▶ **Exercise details**: Every entry below must be repeated exactly; skip the pictures.

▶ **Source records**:
■ ■ ■ ■
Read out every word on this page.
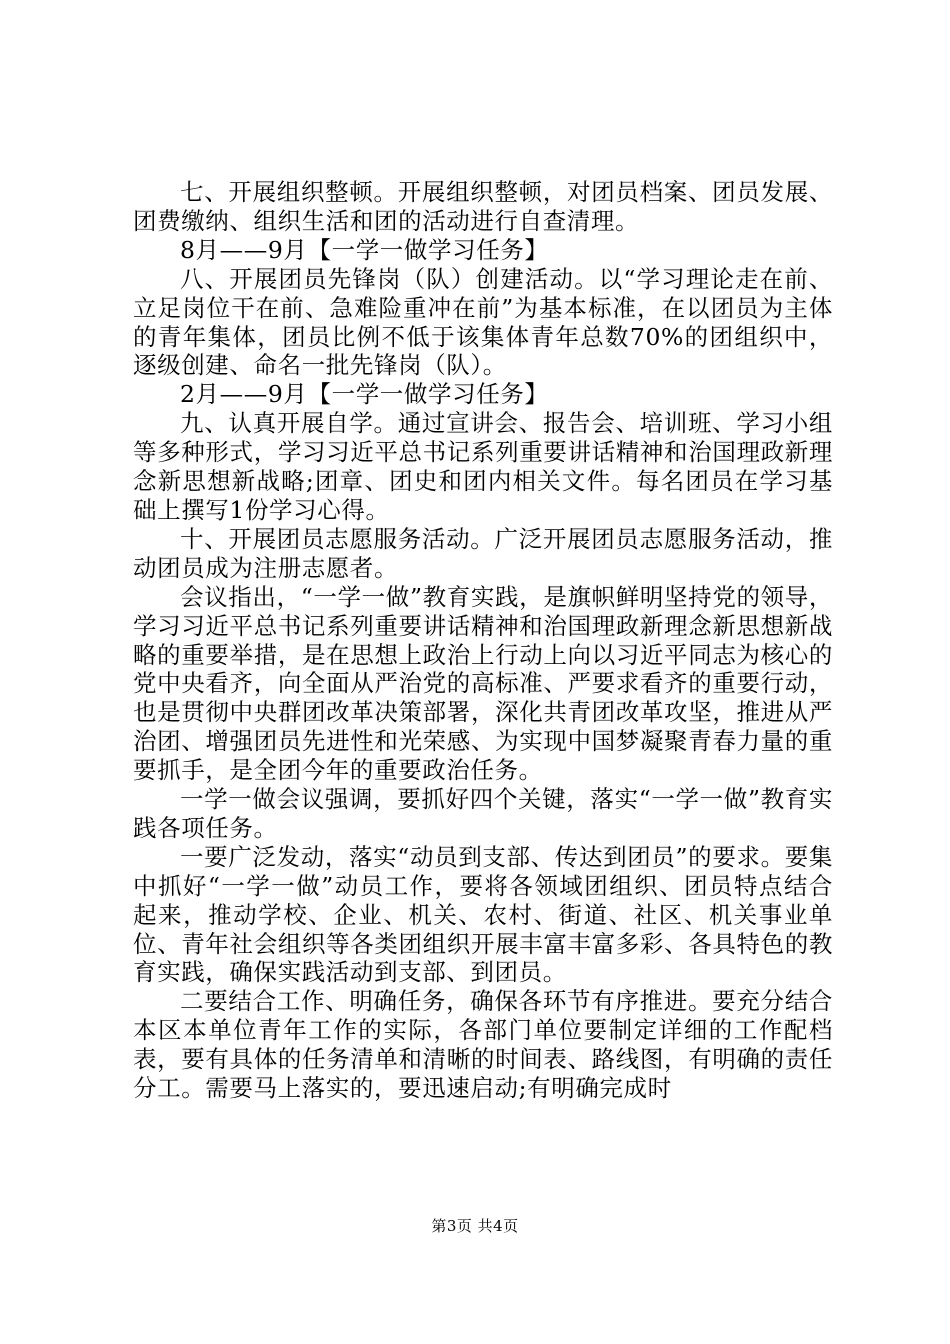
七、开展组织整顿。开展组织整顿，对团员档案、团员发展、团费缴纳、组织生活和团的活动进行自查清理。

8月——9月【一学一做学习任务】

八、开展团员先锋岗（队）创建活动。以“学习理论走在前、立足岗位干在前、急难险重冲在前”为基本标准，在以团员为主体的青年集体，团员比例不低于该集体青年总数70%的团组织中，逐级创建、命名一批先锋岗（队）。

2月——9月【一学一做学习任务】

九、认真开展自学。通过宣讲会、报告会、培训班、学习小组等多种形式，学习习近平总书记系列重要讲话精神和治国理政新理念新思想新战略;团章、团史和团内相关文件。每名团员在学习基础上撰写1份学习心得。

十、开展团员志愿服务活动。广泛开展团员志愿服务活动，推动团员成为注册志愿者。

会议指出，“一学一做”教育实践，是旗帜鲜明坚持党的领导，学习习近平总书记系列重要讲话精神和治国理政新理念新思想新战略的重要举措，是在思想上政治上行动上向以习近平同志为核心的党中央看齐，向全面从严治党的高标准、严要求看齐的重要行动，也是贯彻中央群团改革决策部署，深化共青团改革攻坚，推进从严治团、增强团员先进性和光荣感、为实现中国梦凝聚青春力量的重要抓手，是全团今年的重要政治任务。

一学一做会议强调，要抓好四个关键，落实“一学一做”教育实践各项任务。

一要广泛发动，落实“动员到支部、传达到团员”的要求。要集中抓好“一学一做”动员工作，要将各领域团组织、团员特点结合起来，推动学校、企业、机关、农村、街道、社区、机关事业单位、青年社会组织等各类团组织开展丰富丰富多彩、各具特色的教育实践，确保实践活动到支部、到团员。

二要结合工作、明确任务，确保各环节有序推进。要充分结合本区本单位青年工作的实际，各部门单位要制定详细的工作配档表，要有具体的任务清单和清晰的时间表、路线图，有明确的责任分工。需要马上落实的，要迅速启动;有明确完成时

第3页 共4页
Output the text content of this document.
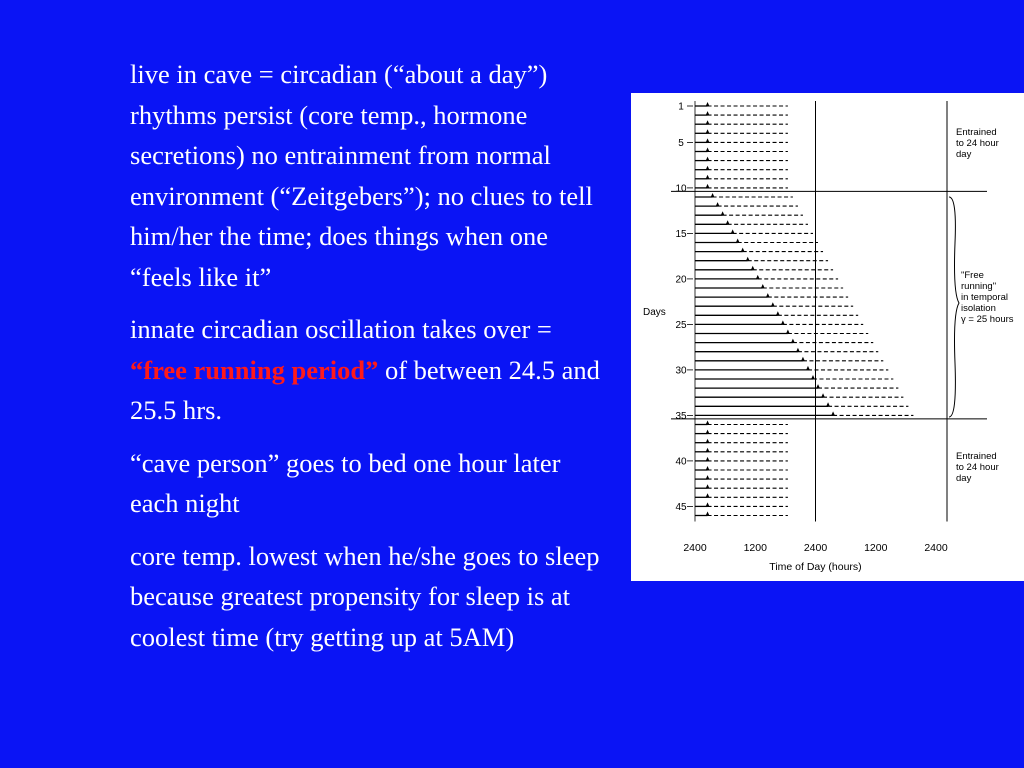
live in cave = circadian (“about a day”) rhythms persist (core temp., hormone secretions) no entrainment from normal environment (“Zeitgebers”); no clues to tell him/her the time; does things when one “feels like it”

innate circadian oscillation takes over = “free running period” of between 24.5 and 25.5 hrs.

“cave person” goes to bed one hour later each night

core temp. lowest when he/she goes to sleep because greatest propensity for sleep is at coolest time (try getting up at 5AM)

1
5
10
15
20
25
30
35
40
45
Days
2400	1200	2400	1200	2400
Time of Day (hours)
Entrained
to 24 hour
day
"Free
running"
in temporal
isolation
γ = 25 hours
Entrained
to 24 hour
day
■ ■ ■ ■
▶ **Completed task**:
Read out every word on this page.
七、开展组织整顿。开展组织整顿，对团员档案、团员发展、团费缴纳、组织生活和团的活动进行自查清理。

8月——9月【一学一做学习任务】

八、开展团员先锋岗（队）创建活动。以“学习理论走在前、立足岗位干在前、急难险重冲在前”为基本标准，在以团员为主体的青年集体，团员比例不低于该集体青年总数70%的团组织中，逐级创建、命名一批先锋岗（队）。

2月——9月【一学一做学习任务】

九、认真开展自学。通过宣讲会、报告会、培训班、学习小组等多种形式，学习习近平总书记系列重要讲话精神和治国理政新理念新思想新战略;团章、团史和团内相关文件。每名团员在学习基础上撰写1份学习心得。

十、开展团员志愿服务活动。广泛开展团员志愿服务活动，推动团员成为注册志愿者。

会议指出，“一学一做”教育实践，是旗帜鲜明坚持党的领导，学习习近平总书记系列重要讲话精神和治国理政新理念新思想新战略的重要举措，是在思想上政治上行动上向以习近平同志为核心的党中央看齐，向全面从严治党的高标准、严要求看齐的重要行动，也是贯彻中央群团改革决策部署，深化共青团改革攻坚，推进从严治团、增强团员先进性和光荣感、为实现中国梦凝聚青春力量的重要抓手，是全团今年的重要政治任务。

一学一做会议强调，要抓好四个关键，落实“一学一做”教育实践各项任务。

一要广泛发动，落实“动员到支部、传达到团员”的要求。要集中抓好“一学一做”动员工作，要将各领域团组织、团员特点结合起来，推动学校、企业、机关、农村、街道、社区、机关事业单位、青年社会组织等各类团组织开展丰富丰富多彩、各具特色的教育实践，确保实践活动到支部、到团员。

二要结合工作、明确任务，确保各环节有序推进。要充分结合本区本单位青年工作的实际，各部门单位要制定详细的工作配档表，要有具体的任务清单和清晰的时间表、路线图，有明确的责任分工。需要马上落实的，要迅速启动;有明确完成时

第3页 共4页
Output the text content of this document.
live in cave = circadian (“about a day”) rhythms persist (core temp., hormone secretions) no entrainment from normal environment (“Zeitgebers”); no clues to tell him/her the time; does things when one “feels like it”

innate circadian oscillation takes over = “free running period” of between 24.5 and 25.5 hrs.

“cave person” goes to bed one hour later each night

core temp. lowest when he/she goes to sleep because greatest propensity for sleep is at coolest time (try getting up at 5AM)

1
5
10
15
20
25
30
35
40
45
Days
2400	1200	2400	1200	2400
Time of Day (hours)
Entrained
to 24 hour
day
"Free
running"
in temporal
isolation
γ = 25 hours
Entrained
to 24 hour
day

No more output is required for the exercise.